Required work - Find every line in the records that holds the string "values". Copy each one.

Extracted entries -
## Start

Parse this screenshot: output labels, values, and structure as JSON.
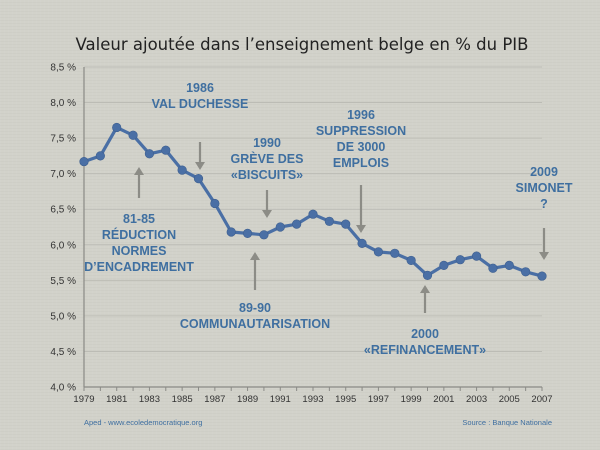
{
  "chart_data": {
    "type": "line",
    "title": "Valeur ajoutée dans l’enseignement belge en % du PIB",
    "ylim": [
      4.0,
      8.5
    ],
    "yticks": [
      {
        "value": 4.0,
        "label": "4,0 %"
      },
      {
        "value": 4.5,
        "label": "4,5 %"
      },
      {
        "value": 5.0,
        "label": "5,0 %"
      },
      {
        "value": 5.5,
        "label": "5,5 %"
      },
      {
        "value": 6.0,
        "label": "6,0 %"
      },
      {
        "value": 6.5,
        "label": "6,5 %"
      },
      {
        "value": 7.0,
        "label": "7,0 %"
      },
      {
        "value": 7.5,
        "label": "7,5 %"
      },
      {
        "value": 8.0,
        "label": "8,0 %"
      },
      {
        "value": 8.5,
        "label": "8,5 %"
      }
    ],
    "xlim": [
      1979,
      2007
    ],
    "xticks": [
      "1979",
      "1981",
      "1983",
      "1985",
      "1987",
      "1989",
      "1991",
      "1993",
      "1995",
      "1997",
      "1999",
      "2001",
      "2003",
      "2005",
      "2007"
    ],
    "grid": true,
    "series": [
      {
        "color": "#4a6fa5",
        "x": [
          1979,
          1980,
          1981,
          1982,
          1983,
          1984,
          1985,
          1986,
          1987,
          1988,
          1989,
          1990,
          1991,
          1992,
          1993,
          1994,
          1995,
          1996,
          1997,
          1998,
          1999,
          2000,
          2001,
          2002,
          2003,
          2004,
          2005,
          2006,
          2007
        ],
        "values": [
          7.17,
          7.25,
          7.65,
          7.54,
          7.28,
          7.33,
          7.05,
          6.93,
          6.58,
          6.18,
          6.16,
          6.14,
          6.25,
          6.29,
          6.43,
          6.33,
          6.29,
          6.02,
          5.9,
          5.88,
          5.78,
          5.57,
          5.71,
          5.79,
          5.84,
          5.67,
          5.71,
          5.62,
          5.56
        ]
      }
    ],
    "annotations": [
      {
        "lines": [
          "1986",
          "VAL DUCHESSE"
        ],
        "x": 1986,
        "arrow": "down"
      },
      {
        "lines": [
          "81-85",
          "RÉDUCTION",
          "NORMES",
          "D’ENCADREMENT"
        ],
        "x": 1982,
        "arrow": "up"
      },
      {
        "lines": [
          "1990",
          "GRÈVE DES",
          "«BISCUITS»"
        ],
        "x": 1990,
        "arrow": "down"
      },
      {
        "lines": [
          "1996",
          "SUPPRESSION",
          "DE 3000",
          "EMPLOIS"
        ],
        "x": 1996,
        "arrow": "down"
      },
      {
        "lines": [
          "89-90",
          "COMMUNAUTARISATION"
        ],
        "x": 1989.5,
        "arrow": "up"
      },
      {
        "lines": [
          "2000",
          "«REFINANCEMENT»"
        ],
        "x": 2000,
        "arrow": "up"
      },
      {
        "lines": [
          "2009",
          "SIMONET",
          "?"
        ],
        "x": 2009,
        "arrow": "down"
      }
    ],
    "colors": {
      "line": "#4a6fa5",
      "annotation": "#3f6fa0",
      "axis": "#8a8a86",
      "grid": "#b9b9b2"
    }
  },
  "footer": {
    "left": "Aped - www.ecoledemocratique.org",
    "right": "Source : Banque Nationale"
  }
}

## End

Task solution -
Parse this screenshot: output labels, values, and structure as JSON.
        "values": [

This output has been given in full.